Entries shown
----

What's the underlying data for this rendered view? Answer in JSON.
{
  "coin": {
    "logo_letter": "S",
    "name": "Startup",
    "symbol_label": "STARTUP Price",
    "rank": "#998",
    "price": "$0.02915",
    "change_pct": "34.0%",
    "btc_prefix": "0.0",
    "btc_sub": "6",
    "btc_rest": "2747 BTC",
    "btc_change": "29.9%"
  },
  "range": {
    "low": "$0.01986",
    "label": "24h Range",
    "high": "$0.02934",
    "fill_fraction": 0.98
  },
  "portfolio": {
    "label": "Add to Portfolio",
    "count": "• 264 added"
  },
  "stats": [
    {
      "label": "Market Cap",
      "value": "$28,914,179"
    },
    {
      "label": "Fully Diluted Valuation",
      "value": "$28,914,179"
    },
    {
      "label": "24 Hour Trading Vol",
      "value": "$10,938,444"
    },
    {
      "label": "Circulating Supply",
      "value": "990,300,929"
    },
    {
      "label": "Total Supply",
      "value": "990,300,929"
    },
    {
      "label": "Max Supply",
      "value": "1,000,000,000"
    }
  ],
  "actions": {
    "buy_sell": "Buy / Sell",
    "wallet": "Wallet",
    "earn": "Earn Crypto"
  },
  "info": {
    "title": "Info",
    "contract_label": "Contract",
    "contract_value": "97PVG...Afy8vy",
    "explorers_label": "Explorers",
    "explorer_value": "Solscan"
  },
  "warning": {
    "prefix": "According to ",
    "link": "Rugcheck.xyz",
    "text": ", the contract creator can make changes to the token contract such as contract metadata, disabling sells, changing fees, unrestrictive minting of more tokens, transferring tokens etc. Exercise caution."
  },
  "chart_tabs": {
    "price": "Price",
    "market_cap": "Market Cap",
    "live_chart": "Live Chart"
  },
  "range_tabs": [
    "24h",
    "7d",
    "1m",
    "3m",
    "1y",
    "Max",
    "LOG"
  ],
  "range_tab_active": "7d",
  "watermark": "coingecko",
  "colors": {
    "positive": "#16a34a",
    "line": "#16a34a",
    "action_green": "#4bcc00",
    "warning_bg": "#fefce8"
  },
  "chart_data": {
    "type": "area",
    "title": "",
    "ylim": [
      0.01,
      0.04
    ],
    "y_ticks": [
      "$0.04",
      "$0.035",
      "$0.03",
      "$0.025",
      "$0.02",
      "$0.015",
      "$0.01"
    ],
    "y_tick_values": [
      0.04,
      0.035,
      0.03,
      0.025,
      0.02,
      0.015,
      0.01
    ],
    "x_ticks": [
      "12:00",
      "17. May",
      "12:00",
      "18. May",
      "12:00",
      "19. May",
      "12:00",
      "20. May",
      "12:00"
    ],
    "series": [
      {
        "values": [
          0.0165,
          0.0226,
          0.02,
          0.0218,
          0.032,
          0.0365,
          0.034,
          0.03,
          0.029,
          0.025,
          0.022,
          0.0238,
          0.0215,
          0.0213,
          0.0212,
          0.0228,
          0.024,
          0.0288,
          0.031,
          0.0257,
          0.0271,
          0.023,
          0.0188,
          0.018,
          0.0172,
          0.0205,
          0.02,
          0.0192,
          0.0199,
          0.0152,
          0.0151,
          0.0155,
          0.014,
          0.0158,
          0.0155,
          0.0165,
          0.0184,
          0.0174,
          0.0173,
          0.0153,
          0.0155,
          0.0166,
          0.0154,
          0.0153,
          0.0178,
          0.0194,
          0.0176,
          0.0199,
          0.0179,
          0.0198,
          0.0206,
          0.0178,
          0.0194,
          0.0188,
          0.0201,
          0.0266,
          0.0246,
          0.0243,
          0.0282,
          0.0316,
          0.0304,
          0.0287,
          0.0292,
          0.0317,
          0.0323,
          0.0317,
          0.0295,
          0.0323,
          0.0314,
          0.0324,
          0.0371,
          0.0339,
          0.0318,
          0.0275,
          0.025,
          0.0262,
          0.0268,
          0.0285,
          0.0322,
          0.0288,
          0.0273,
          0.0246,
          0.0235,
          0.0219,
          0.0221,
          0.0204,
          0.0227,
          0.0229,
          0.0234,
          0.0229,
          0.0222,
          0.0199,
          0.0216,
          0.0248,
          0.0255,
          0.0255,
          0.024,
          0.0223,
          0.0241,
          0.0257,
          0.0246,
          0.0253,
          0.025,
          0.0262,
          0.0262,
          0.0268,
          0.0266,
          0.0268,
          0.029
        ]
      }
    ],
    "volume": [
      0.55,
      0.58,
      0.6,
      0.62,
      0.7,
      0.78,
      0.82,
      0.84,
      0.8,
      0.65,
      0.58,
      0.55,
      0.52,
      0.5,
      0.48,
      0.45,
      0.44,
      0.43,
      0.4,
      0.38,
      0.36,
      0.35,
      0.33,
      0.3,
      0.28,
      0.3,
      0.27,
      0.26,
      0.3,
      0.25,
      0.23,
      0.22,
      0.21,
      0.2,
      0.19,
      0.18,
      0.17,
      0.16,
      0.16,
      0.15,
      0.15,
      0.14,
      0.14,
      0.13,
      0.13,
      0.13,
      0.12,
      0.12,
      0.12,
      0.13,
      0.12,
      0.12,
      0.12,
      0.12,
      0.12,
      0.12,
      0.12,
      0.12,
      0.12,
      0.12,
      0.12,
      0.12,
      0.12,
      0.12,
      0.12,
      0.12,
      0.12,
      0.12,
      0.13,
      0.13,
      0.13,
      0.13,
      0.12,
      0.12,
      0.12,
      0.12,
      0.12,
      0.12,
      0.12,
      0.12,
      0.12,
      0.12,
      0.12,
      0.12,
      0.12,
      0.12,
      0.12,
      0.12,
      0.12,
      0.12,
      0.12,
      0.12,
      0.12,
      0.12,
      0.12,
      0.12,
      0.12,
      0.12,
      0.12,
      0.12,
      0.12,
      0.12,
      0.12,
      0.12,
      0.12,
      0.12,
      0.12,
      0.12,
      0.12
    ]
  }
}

----

Work instructions
Quote each line of the listing above exactly.

Result
What's the underlying data for this rendered view? Answer in JSON.
{
  "coin": {
    "logo_letter": "S",
    "name": "Startup",
    "symbol_label": "STARTUP Price",
    "rank": "#998",
    "price": "$0.02915",
    "change_pct": "34.0%",
    "btc_prefix": "0.0",
    "btc_sub": "6",
    "btc_rest": "2747 BTC",
    "btc_change": "29.9%"
  },
  "range": {
    "low": "$0.01986",
    "label": "24h Range",
    "high": "$0.02934",
    "fill_fraction": 0.98
  },
  "portfolio": {
    "label": "Add to Portfolio",
    "count": "• 264 added"
  },
  "stats": [
    {
      "label": "Market Cap",
      "value": "$28,914,179"
    },
    {
      "label": "Fully Diluted Valuation",
      "value": "$28,914,179"
    },
    {
      "label": "24 Hour Trading Vol",
      "value": "$10,938,444"
    },
    {
      "label": "Circulating Supply",
      "value": "990,300,929"
    },
    {
      "label": "Total Supply",
      "value": "990,300,929"
    },
    {
      "label": "Max Supply",
      "value": "1,000,000,000"
    }
  ],
  "actions": {
    "buy_sell": "Buy / Sell",
    "wallet": "Wallet",
    "earn": "Earn Crypto"
  },
  "info": {
    "title": "Info",
    "contract_label": "Contract",
    "contract_value": "97PVG...Afy8vy",
    "explorers_label": "Explorers",
    "explorer_value": "Solscan"
  },
  "warning": {
    "prefix": "According to ",
    "link": "Rugcheck.xyz",
    "text": ", the contract creator can make changes to the token contract such as contract metadata, disabling sells, changing fees, unrestrictive minting of more tokens, transferring tokens etc. Exercise caution."
  },
  "chart_tabs": {
    "price": "Price",
    "market_cap": "Market Cap",
    "live_chart": "Live Chart"
  },
  "range_tabs": [
    "24h",
    "7d",
    "1m",
    "3m",
    "1y",
    "Max",
    "LOG"
  ],
  "range_tab_active": "7d",
  "watermark": "coingecko",
  "colors": {
    "positive": "#16a34a",
    "line": "#16a34a",
    "action_green": "#4bcc00",
    "warning_bg": "#fefce8"
  },
  "chart_data": {
    "type": "area",
    "title": "",
    "ylim": [
      0.01,
      0.04
    ],
    "y_ticks": [
      "$0.04",
      "$0.035",
      "$0.03",
      "$0.025",
      "$0.02",
      "$0.015",
      "$0.01"
    ],
    "y_tick_values": [
      0.04,
      0.035,
      0.03,
      0.025,
      0.02,
      0.015,
      0.01
    ],
    "x_ticks": [
      "12:00",
      "17. May",
      "12:00",
      "18. May",
      "12:00",
      "19. May",
      "12:00",
      "20. May",
      "12:00"
    ],
    "series": [
      {
        "values": [
          0.0165,
          0.0226,
          0.02,
          0.0218,
          0.032,
          0.0365,
          0.034,
          0.03,
          0.029,
          0.025,
          0.022,
          0.0238,
          0.0215,
          0.0213,
          0.0212,
          0.0228,
          0.024,
          0.0288,
          0.031,
          0.0257,
          0.0271,
          0.023,
          0.0188,
          0.018,
          0.0172,
          0.0205,
          0.02,
          0.0192,
          0.0199,
          0.0152,
          0.0151,
          0.0155,
          0.014,
          0.0158,
          0.0155,
          0.0165,
          0.0184,
          0.0174,
          0.0173,
          0.0153,
          0.0155,
          0.0166,
          0.0154,
          0.0153,
          0.0178,
          0.0194,
          0.0176,
          0.0199,
          0.0179,
          0.0198,
          0.0206,
          0.0178,
          0.0194,
          0.0188,
          0.0201,
          0.0266,
          0.0246,
          0.0243,
          0.0282,
          0.0316,
          0.0304,
          0.0287,
          0.0292,
          0.0317,
          0.0323,
          0.0317,
          0.0295,
          0.0323,
          0.0314,
          0.0324,
          0.0371,
          0.0339,
          0.0318,
          0.0275,
          0.025,
          0.0262,
          0.0268,
          0.0285,
          0.0322,
          0.0288,
          0.0273,
          0.0246,
          0.0235,
          0.0219,
          0.0221,
          0.0204,
          0.0227,
          0.0229,
          0.0234,
          0.0229,
          0.0222,
          0.0199,
          0.0216,
          0.0248,
          0.0255,
          0.0255,
          0.024,
          0.0223,
          0.0241,
          0.0257,
          0.0246,
          0.0253,
          0.025,
          0.0262,
          0.0262,
          0.0268,
          0.0266,
          0.0268,
          0.029
        ]
      }
    ],
    "volume": [
      0.55,
      0.58,
      0.6,
      0.62,
      0.7,
      0.78,
      0.82,
      0.84,
      0.8,
      0.65,
      0.58,
      0.55,
      0.52,
      0.5,
      0.48,
      0.45,
      0.44,
      0.43,
      0.4,
      0.38,
      0.36,
      0.35,
      0.33,
      0.3,
      0.28,
      0.3,
      0.27,
      0.26,
      0.3,
      0.25,
      0.23,
      0.22,
      0.21,
      0.2,
      0.19,
      0.18,
      0.17,
      0.16,
      0.16,
      0.15,
      0.15,
      0.14,
      0.14,
      0.13,
      0.13,
      0.13,
      0.12,
      0.12,
      0.12,
      0.13,
      0.12,
      0.12,
      0.12,
      0.12,
      0.12,
      0.12,
      0.12,
      0.12,
      0.12,
      0.12,
      0.12,
      0.12,
      0.12,
      0.12,
      0.12,
      0.12,
      0.12,
      0.12,
      0.13,
      0.13,
      0.13,
      0.13,
      0.12,
      0.12,
      0.12,
      0.12,
      0.12,
      0.12,
      0.12,
      0.12,
      0.12,
      0.12,
      0.12,
      0.12,
      0.12,
      0.12,
      0.12,
      0.12,
      0.12,
      0.12,
      0.12,
      0.12,
      0.12,
      0.12,
      0.12,
      0.12,
      0.12,
      0.12,
      0.12,
      0.12,
      0.12,
      0.12,
      0.12,
      0.12,
      0.12,
      0.12,
      0.12,
      0.12,
      0.12
    ]
  }
}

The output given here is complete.